*Work to complete*
Only the number is wanted: how many lines of these entries contain the word "screenshot"?
* begin Exercise data *
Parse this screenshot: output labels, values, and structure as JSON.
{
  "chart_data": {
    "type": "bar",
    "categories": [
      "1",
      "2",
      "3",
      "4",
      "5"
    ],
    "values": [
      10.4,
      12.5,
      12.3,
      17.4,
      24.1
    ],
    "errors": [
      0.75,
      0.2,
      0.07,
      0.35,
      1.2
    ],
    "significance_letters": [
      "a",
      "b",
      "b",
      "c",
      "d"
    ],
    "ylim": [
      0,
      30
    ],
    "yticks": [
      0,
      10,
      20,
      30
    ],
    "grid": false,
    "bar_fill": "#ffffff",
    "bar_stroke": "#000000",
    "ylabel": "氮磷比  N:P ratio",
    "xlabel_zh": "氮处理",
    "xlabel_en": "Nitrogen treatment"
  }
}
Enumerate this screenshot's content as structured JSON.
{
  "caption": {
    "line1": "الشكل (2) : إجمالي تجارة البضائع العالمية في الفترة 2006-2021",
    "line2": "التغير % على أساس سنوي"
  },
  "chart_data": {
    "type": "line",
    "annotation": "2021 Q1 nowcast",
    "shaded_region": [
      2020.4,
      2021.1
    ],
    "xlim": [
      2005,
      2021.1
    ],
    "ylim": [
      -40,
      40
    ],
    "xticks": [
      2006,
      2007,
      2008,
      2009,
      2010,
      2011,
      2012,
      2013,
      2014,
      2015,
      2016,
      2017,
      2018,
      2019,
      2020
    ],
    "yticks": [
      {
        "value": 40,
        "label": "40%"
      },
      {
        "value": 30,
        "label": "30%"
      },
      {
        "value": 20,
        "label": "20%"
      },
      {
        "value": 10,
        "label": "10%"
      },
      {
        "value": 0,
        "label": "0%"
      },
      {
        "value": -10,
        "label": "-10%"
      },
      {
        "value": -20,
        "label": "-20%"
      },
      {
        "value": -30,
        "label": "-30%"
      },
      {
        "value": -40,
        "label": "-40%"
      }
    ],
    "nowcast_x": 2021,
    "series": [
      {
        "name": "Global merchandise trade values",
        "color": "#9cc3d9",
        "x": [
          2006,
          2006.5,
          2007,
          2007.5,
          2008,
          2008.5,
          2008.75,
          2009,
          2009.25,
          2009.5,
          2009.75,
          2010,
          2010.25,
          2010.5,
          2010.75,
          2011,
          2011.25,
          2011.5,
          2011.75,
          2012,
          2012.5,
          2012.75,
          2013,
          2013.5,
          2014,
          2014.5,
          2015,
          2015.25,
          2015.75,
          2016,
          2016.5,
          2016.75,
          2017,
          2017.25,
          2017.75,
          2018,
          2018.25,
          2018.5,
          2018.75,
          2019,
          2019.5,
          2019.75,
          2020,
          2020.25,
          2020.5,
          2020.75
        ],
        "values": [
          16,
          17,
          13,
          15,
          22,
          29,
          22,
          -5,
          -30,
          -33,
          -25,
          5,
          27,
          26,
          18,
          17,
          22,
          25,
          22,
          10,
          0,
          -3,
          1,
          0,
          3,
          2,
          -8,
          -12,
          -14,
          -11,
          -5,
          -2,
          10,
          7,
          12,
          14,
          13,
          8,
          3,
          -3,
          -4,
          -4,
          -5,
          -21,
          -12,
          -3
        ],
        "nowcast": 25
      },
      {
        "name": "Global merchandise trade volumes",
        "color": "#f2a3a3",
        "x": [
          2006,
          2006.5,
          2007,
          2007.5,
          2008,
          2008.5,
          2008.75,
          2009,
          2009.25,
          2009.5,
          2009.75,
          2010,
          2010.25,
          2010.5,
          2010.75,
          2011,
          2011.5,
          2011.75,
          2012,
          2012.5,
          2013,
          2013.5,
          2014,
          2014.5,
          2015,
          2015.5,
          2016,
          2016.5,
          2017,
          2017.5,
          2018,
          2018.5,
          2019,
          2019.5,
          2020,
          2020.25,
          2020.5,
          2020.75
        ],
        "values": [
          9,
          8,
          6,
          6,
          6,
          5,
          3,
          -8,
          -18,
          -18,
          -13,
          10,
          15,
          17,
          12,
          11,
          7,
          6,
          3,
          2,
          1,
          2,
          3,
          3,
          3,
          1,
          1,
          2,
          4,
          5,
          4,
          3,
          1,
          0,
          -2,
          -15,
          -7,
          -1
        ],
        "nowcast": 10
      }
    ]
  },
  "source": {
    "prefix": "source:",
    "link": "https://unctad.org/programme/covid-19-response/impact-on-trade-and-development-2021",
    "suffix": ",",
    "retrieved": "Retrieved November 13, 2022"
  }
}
* end Exercise data *
*Correct output*
2